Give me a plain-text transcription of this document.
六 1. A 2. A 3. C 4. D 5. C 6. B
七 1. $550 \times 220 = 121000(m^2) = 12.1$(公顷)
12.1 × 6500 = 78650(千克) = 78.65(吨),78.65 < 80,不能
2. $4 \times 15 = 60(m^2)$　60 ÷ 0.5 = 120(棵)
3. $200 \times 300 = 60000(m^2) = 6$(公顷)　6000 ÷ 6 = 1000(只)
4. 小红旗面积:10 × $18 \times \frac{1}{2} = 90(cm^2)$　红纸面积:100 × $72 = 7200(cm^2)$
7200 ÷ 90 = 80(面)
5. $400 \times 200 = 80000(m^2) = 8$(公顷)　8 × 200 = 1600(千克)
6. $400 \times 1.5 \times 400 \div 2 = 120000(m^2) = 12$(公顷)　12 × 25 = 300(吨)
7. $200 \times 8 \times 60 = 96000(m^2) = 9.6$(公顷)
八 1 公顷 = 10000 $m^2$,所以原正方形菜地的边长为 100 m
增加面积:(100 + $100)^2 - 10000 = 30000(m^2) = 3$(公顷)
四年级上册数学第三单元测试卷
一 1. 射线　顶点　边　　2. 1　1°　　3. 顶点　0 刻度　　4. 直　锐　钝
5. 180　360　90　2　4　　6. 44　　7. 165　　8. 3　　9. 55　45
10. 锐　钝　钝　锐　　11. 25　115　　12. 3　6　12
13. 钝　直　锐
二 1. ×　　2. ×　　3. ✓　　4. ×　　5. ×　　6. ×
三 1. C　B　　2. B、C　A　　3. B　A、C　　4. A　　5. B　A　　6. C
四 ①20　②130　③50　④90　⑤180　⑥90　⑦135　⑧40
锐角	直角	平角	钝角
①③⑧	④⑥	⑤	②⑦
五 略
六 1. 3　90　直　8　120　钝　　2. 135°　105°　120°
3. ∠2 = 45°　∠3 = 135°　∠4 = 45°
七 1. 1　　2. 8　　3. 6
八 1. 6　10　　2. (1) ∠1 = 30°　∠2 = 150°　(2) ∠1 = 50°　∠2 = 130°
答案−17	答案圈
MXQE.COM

• WORK REQUIRED
Look through the data and gather every line with the string "times" in it.

• THE RESULT
七 1. $550 \times 220 = 121000(m^2) = 12.1$(公顷)
2. $4 \times 15 = 60(m^2)$　60 ÷ 0.5 = 120(棵)
3. $200 \times 300 = 60000(m^2) = 6$(公顷)　6000 ÷ 6 = 1000(只)
4. 小红旗面积:10 × $18 \times \frac{1}{2} = 90(cm^2)$　红纸面积:100 × $72 = 7200(cm^2)$
5. $400 \times 200 = 80000(m^2) = 8$(公顷)　8 × 200 = 1600(千克)
6. $400 \times 1.5 \times 400 \div 2 = 120000(m^2) = 12$(公顷)　12 × 25 = 300(吨)
7. $200 \times 8 \times 60 = 96000(m^2) = 9.6$(公顷)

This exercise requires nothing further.